### Short problem
Find the word "yang" in the records below. List each line containing it.

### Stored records
....

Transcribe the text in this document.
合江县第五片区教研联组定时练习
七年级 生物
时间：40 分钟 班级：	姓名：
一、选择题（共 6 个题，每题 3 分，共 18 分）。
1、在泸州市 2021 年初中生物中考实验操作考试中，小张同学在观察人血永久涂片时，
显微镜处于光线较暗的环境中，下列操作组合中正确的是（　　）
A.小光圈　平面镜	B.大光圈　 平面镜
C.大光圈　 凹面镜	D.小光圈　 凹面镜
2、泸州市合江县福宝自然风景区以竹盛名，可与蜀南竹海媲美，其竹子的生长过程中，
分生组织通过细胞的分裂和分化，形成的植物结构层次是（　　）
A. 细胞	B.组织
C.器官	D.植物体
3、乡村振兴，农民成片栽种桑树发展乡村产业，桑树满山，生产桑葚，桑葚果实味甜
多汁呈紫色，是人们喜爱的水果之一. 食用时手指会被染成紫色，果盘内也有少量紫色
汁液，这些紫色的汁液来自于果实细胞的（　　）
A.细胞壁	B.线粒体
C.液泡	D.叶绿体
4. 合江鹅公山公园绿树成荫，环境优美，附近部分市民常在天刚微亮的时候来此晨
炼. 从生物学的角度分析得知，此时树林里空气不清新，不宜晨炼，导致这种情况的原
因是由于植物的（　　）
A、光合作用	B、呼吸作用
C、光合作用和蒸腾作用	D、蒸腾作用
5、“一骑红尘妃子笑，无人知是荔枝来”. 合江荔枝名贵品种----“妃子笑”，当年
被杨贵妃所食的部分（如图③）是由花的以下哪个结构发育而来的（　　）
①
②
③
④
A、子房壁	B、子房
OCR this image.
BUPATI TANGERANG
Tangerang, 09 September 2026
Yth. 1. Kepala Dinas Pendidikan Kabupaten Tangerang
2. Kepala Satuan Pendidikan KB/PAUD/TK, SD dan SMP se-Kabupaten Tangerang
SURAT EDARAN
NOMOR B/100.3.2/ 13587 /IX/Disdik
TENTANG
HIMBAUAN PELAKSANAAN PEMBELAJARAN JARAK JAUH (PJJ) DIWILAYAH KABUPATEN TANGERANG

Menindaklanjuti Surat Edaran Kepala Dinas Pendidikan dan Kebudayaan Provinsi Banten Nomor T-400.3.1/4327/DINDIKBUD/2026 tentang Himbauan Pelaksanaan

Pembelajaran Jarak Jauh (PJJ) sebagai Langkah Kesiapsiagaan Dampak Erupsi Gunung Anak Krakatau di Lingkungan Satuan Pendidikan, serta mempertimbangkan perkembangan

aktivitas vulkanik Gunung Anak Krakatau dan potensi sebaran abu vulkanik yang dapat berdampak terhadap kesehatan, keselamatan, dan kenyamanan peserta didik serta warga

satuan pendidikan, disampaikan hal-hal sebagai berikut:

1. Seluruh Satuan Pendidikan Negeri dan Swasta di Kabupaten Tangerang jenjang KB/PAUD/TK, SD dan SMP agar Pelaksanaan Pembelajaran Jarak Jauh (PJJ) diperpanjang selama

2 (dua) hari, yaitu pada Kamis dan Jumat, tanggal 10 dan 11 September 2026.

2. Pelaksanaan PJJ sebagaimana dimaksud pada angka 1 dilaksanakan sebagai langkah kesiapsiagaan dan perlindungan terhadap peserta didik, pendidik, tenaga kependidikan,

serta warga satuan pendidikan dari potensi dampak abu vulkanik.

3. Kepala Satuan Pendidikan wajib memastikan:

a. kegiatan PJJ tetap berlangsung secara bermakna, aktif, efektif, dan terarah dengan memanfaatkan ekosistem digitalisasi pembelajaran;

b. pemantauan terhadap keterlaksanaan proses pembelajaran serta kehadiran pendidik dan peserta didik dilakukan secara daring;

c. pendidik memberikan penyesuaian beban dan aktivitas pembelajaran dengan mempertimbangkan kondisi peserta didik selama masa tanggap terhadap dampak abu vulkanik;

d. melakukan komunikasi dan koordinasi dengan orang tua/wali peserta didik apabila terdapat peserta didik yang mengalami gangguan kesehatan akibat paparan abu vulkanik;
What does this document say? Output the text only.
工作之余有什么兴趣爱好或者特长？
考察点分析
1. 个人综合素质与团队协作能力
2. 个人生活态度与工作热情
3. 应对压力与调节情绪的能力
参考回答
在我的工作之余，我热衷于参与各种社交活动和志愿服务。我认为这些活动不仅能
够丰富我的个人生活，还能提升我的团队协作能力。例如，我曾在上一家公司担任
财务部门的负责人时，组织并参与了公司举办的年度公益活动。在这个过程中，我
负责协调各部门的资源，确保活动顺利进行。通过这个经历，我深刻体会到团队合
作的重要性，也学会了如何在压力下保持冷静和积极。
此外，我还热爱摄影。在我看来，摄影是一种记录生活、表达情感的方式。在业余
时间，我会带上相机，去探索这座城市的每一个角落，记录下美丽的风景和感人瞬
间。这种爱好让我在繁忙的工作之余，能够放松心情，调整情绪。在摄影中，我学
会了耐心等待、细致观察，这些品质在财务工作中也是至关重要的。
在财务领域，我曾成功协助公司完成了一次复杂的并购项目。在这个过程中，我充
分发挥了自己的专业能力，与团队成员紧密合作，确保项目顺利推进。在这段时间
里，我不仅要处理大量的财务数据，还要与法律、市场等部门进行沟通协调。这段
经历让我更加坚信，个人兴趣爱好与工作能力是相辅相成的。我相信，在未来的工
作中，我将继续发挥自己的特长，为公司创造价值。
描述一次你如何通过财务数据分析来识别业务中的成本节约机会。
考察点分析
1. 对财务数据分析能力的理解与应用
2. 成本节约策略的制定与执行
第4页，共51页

....

### Result
aktivitas vulkanik Gunung Anak Krakatau dan potensi sebaran abu vulkanik yang dapat berdampak terhadap kesehatan, keselamatan, dan kenyamanan peserta didik serta warga
d. melakukan komunikasi dan koordinasi dengan orang tua/wali peserta didik apabila terdapat peserta didik yang mengalami gangguan kesehatan akibat paparan abu vulkanik;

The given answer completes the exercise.